**YOUR OBJECTIVE:**
Copy out the lines in the data below, starting at the line containing "corridor notch (478, 284, 492, 298)" and ending at the line containing "beam centerline below", with both of those lines included.

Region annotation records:
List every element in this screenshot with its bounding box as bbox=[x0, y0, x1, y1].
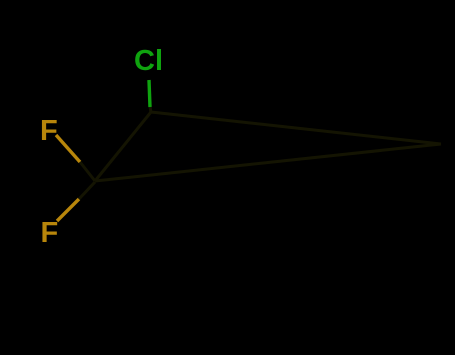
svg-text:Cl: Cl bbox=[134, 45, 163, 77]
wire: C-F lower bond fluorine half bbox=[57, 199, 79, 221]
wire: C-F upper bond fluorine half bbox=[56, 135, 80, 162]
wire: C-Cl bond carbon half bbox=[150, 106, 151, 113]
wire: ring edge C2-C3 bbox=[95, 144, 441, 181]
wire: ring edge C1-C3 bbox=[151, 112, 441, 144]
wire: C-F upper bond carbon half bbox=[80, 162, 95, 181]
svg-text:F: F bbox=[40, 115, 58, 147]
wire: C-F lower bond carbon half bbox=[79, 182, 95, 199]
wire: C-Cl bond chlorine half bbox=[149, 80, 150, 107]
wire: ring edge C1-C2 bbox=[95, 112, 151, 181]
svg-text:F: F bbox=[41, 217, 59, 249]
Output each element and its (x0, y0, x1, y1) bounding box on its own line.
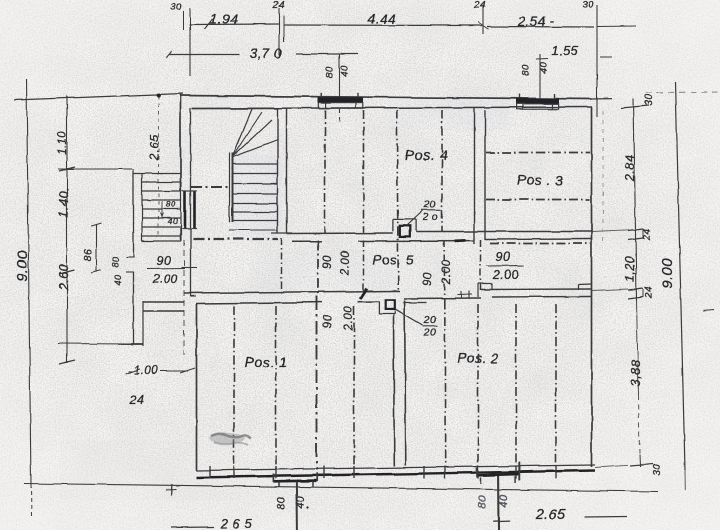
corridor notch (478, 284, 492, 298)
outside stair right side (180, 182, 182, 241)
right text 3.88 (628, 359, 643, 387)
entry wall bottom line (143, 310, 184, 312)
room label Pos. 4 (404, 148, 448, 164)
chimney C1 filled band (318, 97, 363, 102)
svg-text:1.00: 1.00 (134, 365, 158, 377)
beam centerline below stairwell (193, 238, 278, 240)
right text 2.84 (623, 155, 637, 182)
dimension text 1.10 (57, 131, 69, 155)
wall tick pair (457, 291, 472, 299)
dimension line left inner (66, 96, 68, 363)
room label Pos. 3 (516, 172, 563, 188)
post upper text 20 a (423, 199, 437, 211)
post detail lower fill (385, 300, 395, 310)
chimney C3 text 40 (295, 496, 309, 510)
beam centerline P2-d (555, 304, 557, 466)
chimney C4 text 40 (499, 494, 511, 508)
svg-text:2.54: 2.54 (517, 14, 546, 29)
site boundary line (24, 484, 658, 492)
beam centerline stairwell (191, 186, 229, 188)
top wall inner (192, 107, 592, 109)
entry wall top line (143, 301, 184, 303)
dimension text 24 left (129, 393, 145, 407)
post upper leader (406, 211, 423, 227)
dimension line 3.70 right segment (296, 53, 358, 55)
outside stair left side (141, 173, 143, 241)
corridor fraction 90 right (496, 250, 511, 264)
svg-text:1.10: 1.10 (57, 131, 69, 155)
right tick y229 (628, 229, 643, 231)
beam centerline P1-a (233, 306, 235, 469)
extension to 24 tick lower (592, 289, 628, 291)
beam centerline P2-a (444, 300, 446, 466)
stairwell top wall inner (193, 108, 279, 110)
pos3 left wall inner (484, 110, 486, 240)
right text 30 top (644, 94, 655, 106)
top wall outer (180, 96, 592, 100)
svg-text:2.00: 2.00 (340, 251, 352, 276)
corridor dim 90 right (422, 272, 434, 286)
pos3 left wall outer (474, 107, 476, 244)
right text 30 bottom (652, 464, 663, 476)
scan tint washes (60, 100, 510, 500)
svg-text:80: 80 (111, 256, 121, 267)
svg-text:30: 30 (582, 0, 594, 11)
svg-text:1,20: 1,20 (623, 256, 637, 282)
porch left wall lower (133, 272, 135, 344)
svg-text:24: 24 (129, 393, 145, 407)
svg-text:20: 20 (423, 199, 437, 211)
porch left wall upper (133, 169, 135, 257)
beam centerline P5-d (443, 240, 446, 300)
beam centerline P5-c (363, 240, 365, 296)
right tick y106 (621, 106, 649, 109)
stair text 80 (166, 199, 176, 209)
right edge small tick (703, 310, 714, 311)
bottom wall inner (196, 465, 595, 471)
right text 24 lower (644, 286, 655, 299)
svg-text:40: 40 (539, 62, 550, 74)
corridor dim 90 left (322, 255, 334, 269)
svg-text:40: 40 (168, 216, 178, 226)
svg-text:9.00: 9.00 (659, 257, 676, 288)
divider wall left line (393, 315, 396, 466)
left wall outer upper (180, 94, 182, 191)
svg-text:80: 80 (166, 199, 176, 209)
pos1 door dim 90 (322, 314, 334, 328)
svg-text:2.84: 2.84 (623, 155, 637, 182)
extension to 30 tick bottom (595, 465, 628, 467)
porch bottom tick (131, 343, 143, 345)
post lower text 20 a (423, 314, 437, 326)
svg-text:2.00: 2.00 (492, 268, 519, 282)
chimney C3 bottom line (273, 479, 317, 482)
dimension text 1.40 (57, 187, 71, 217)
right tick y238 (628, 228, 643, 240)
extension line chimney1 center (339, 54, 341, 124)
svg-text:1.55: 1.55 (551, 43, 579, 58)
winder fan line 4 (233, 112, 262, 156)
dimension text 3.70 (250, 46, 283, 61)
dimension line 9.00 left (27, 79, 32, 517)
svg-text:40: 40 (113, 274, 123, 285)
right wall faint outer (602, 111, 604, 243)
dimension line 3.70 left segment (166, 51, 240, 58)
pos1 left wall (196, 304, 198, 471)
post detail lower box (379, 301, 395, 314)
extension line y343 (58, 343, 133, 346)
tick at y272 (59, 270, 75, 274)
pos4 left wall (286, 108, 288, 233)
beam centerline P2-c (515, 304, 517, 466)
corridor left wall a (183, 240, 185, 355)
entry door jamb right (193, 191, 196, 228)
svg-text:20: 20 (423, 327, 437, 339)
wall bold overdraw (455, 239, 466, 242)
post detail upper fill (400, 226, 410, 237)
corridor step right (579, 284, 592, 290)
svg-text:90: 90 (422, 272, 434, 286)
dimension line right inner (634, 98, 641, 467)
svg-text:90: 90 (157, 254, 172, 268)
top wall outer right tail (592, 98, 612, 100)
porch opening jog bottom (126, 271, 134, 273)
pos3 bottom wall lower (485, 238, 591, 241)
winder fan line 2 (233, 120, 272, 156)
dimension text 24 top-mid (272, 0, 285, 11)
dimension text 40 chimney1 (340, 65, 351, 77)
chimney C2 filled band (516, 99, 559, 104)
winder center post (230, 153, 233, 222)
svg-text:80: 80 (521, 64, 532, 76)
post detail upper box (393, 219, 416, 231)
svg-text:2.60: 2.60 (57, 264, 71, 291)
faint dashed line top right (646, 92, 720, 95)
dimension line 2.65 right (584, 516, 627, 519)
svg-text:Pos . 3: Pos . 3 (516, 172, 563, 188)
entry left dim fraction 90 (157, 254, 172, 268)
svg-text:24: 24 (272, 0, 285, 11)
pos1 door dim 2.00 (343, 306, 355, 331)
entry door jamb left (184, 191, 187, 229)
chimney C3 sides (273, 473, 317, 487)
chimney C3 text 80 (276, 496, 288, 510)
post upper text 20 b (421, 211, 438, 223)
right wall (591, 107, 593, 467)
dimension line 2.65 left (171, 526, 214, 529)
corridor right bottom wall upper (481, 288, 591, 291)
pos3 bottom wall upper (475, 231, 592, 233)
dimension text 80 porch (111, 256, 121, 267)
room label Pos. 5 (372, 253, 413, 268)
entry left dim fraction 2.00 (151, 272, 177, 286)
extension line top-left slanted (14, 94, 183, 101)
right tick y464 (630, 464, 653, 466)
corridor dim 2.00 right (441, 260, 453, 285)
tick at y362 (59, 360, 75, 364)
beam centerline P4-a (324, 110, 326, 233)
right text 24 upper (642, 228, 653, 241)
stair length line 2.65 (158, 96, 160, 237)
corridor right bottom wall lower (403, 297, 591, 303)
post lower text 20 b (423, 327, 437, 339)
stairwell left wall inner (190, 109, 192, 297)
dimension text 80 chimney2 (521, 64, 532, 76)
entry door jamb caps (182, 191, 197, 229)
svg-text:2.00: 2.00 (151, 272, 177, 286)
svg-text:24: 24 (642, 228, 653, 241)
beam centerline P4-d (441, 110, 443, 232)
stairwell wall tick (271, 232, 292, 234)
winder treads (233, 164, 278, 221)
extension to 24 tick upper (592, 230, 629, 232)
pos4 bottom wall upper line (287, 232, 393, 235)
stairwell right wall (277, 108, 279, 233)
beam stubs below bottom wall (210, 466, 556, 479)
svg-text:2 6 5: 2 6 5 (220, 516, 253, 530)
outside stair top edge (133, 173, 181, 175)
extension line 24 at x279 (280, 8, 285, 55)
svg-text:90: 90 (322, 314, 334, 328)
chimney C4 text 80 (477, 495, 489, 509)
svg-text:2.00: 2.00 (441, 260, 453, 285)
svg-text:1.40.: 1.40. (57, 187, 71, 217)
extension line 24 at x483 (478, 5, 488, 34)
beam centerline P3-b (486, 199, 590, 201)
entry fraction bar (147, 268, 185, 271)
beam centerline P4-b (363, 110, 365, 233)
svg-text:3,88: 3,88 (628, 359, 643, 387)
dimension text 2.65 left (220, 516, 253, 530)
corridor fraction bar right (487, 265, 524, 268)
svg-text:40: 40 (295, 496, 307, 510)
right tick y297 (628, 288, 643, 299)
dimension text 80 chimney1 (325, 66, 336, 78)
dimension text 30 top-right (582, 0, 594, 11)
svg-text:20: 20 (423, 314, 437, 326)
stair text 40 (168, 216, 178, 226)
boundary corner mark (166, 484, 176, 495)
dimension text 2.65 stairs (147, 134, 161, 160)
outside stair treads (142, 182, 181, 236)
beam centerline P5-a (281, 238, 283, 296)
winder fan line 3 (233, 140, 278, 157)
beam centerline P4-c (397, 110, 399, 290)
dimension text 9.00 left (14, 250, 31, 281)
chimney C2 body (517, 94, 559, 109)
dimension line 9.00 right (676, 82, 686, 490)
svg-text:90: 90 (322, 255, 334, 269)
winder fan line 1 (233, 109, 252, 155)
dimension text 9.00 right (659, 257, 676, 288)
porch opening jog top (126, 256, 134, 258)
corridor top wall right upper (416, 231, 475, 233)
extension line 30 at x597 (596, 5, 598, 117)
entry sill line (181, 267, 197, 269)
corridor left wall b (190, 295, 196, 297)
dimension text 86 (82, 249, 94, 262)
right text 1.20 (623, 256, 637, 282)
svg-text:3,7 0: 3,7 0 (250, 46, 283, 61)
chimney C3 stem (295, 482, 298, 530)
dimension text 1.00 (125, 365, 195, 377)
room label Pos. 2 (457, 351, 498, 366)
svg-text:2.65: 2.65 (535, 507, 567, 523)
beam solid P1-c (316, 296, 318, 470)
stair arrow (161, 201, 164, 217)
beam end bold tick (361, 289, 368, 299)
tick at y169 (59, 167, 75, 171)
extension line 2.54 right tail (597, 25, 636, 28)
post lower text underline (423, 325, 438, 327)
beam centerline P3-c (490, 243, 590, 245)
dimension text 4.44 (368, 12, 396, 27)
svg-text:1.94: 1.94 (210, 12, 238, 27)
corridor fraction 2.00 right (492, 268, 519, 282)
svg-text:-: - (550, 13, 555, 28)
left wall outer lower (180, 228, 182, 240)
chimney C1 body (319, 93, 363, 108)
extension line chimney2 center (539, 54, 541, 99)
corridor bottom wall upper (184, 291, 400, 293)
svg-text:30: 30 (652, 464, 663, 476)
beam centerline P1-b (275, 306, 277, 469)
dimension text 30 top-left (170, 2, 182, 13)
pos4 bottom wall lower line (292, 240, 475, 243)
beam centerline P2-b (477, 304, 479, 466)
chimney C4 bottom line (477, 474, 519, 475)
svg-text:80: 80 (477, 495, 489, 509)
dimension text 24 top-right (473, 0, 486, 11)
beam centerline P1-d (353, 306, 355, 469)
beam centerline P5-b (317, 240, 319, 296)
dimension text 40 chimney2 (539, 62, 550, 74)
dimension text 1.55 (536, 43, 579, 59)
dimension text 2.65 right (535, 507, 567, 523)
svg-text:30: 30 (170, 2, 182, 13)
dimension text 40 porch (113, 274, 123, 285)
svg-text:24: 24 (473, 0, 486, 11)
divider wall right line (405, 300, 406, 466)
porch inner wall (142, 301, 144, 346)
svg-text:80: 80 (325, 66, 336, 78)
svg-text:9.00: 9.00 (14, 250, 31, 281)
post upper text underline (421, 209, 441, 211)
svg-text:30: 30 (644, 94, 655, 106)
svg-text:24: 24 (644, 286, 655, 299)
right tick y289 (628, 288, 643, 290)
dimension line 2.54 (487, 13, 594, 28)
svg-text:Pos. 1: Pos. 1 (245, 354, 288, 370)
svg-text:90: 90 (496, 250, 511, 264)
extension line y169 (58, 168, 133, 170)
svg-text:2 o: 2 o (421, 211, 438, 223)
corridor dim 2.00 left (340, 251, 352, 276)
svg-text:Pos. 5: Pos. 5 (372, 253, 413, 268)
dimension 86 line (91, 223, 101, 273)
dimension text 2.54 (517, 14, 546, 29)
dimension line 1.55 tail (600, 56, 612, 58)
stair length dot (157, 93, 161, 97)
room label Pos. 1 (245, 354, 288, 370)
dimension line 4.44 (284, 24, 482, 27)
beam centerline P5-e (480, 240, 482, 290)
svg-text:40: 40 (340, 65, 351, 77)
corridor bottom wall lower (196, 302, 379, 304)
svg-text:4.44: 4.44 (368, 12, 396, 27)
svg-text:80: 80 (276, 496, 288, 510)
winder bottom tread (229, 229, 277, 231)
svg-text:86: 86 (82, 249, 94, 262)
chimney C4 sides (477, 462, 519, 484)
dimension text 2.60 (57, 264, 71, 291)
svg-text:2.65: 2.65 (147, 134, 161, 160)
beam centerline P3-a (486, 152, 590, 154)
outside stair bottom edge (142, 240, 181, 242)
chimney C4 stem (493, 476, 510, 530)
dimension text 1.94 (210, 12, 238, 27)
dimension line 1.94 (189, 19, 280, 29)
extension line left 30 (184, 8, 191, 76)
bottom wall outer (196, 471, 595, 478)
smudge mark (209, 433, 251, 446)
svg-text:40: 40 (499, 494, 511, 508)
post lower leader (395, 309, 422, 325)
paper background (0, 0, 1, 1)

**PROBLEM SOLUTION:**
corridor notch (478, 284, 492, 298)
outside stair right side (180, 182, 182, 241)
right text 3.88 (628, 359, 643, 387)
entry wall bottom line (143, 310, 184, 312)
room label Pos. 4 (404, 148, 448, 164)
chimney C1 filled band (318, 97, 363, 102)
svg-text:1.00: 1.00 (134, 365, 158, 377)
beam centerline below stairwell (193, 238, 278, 240)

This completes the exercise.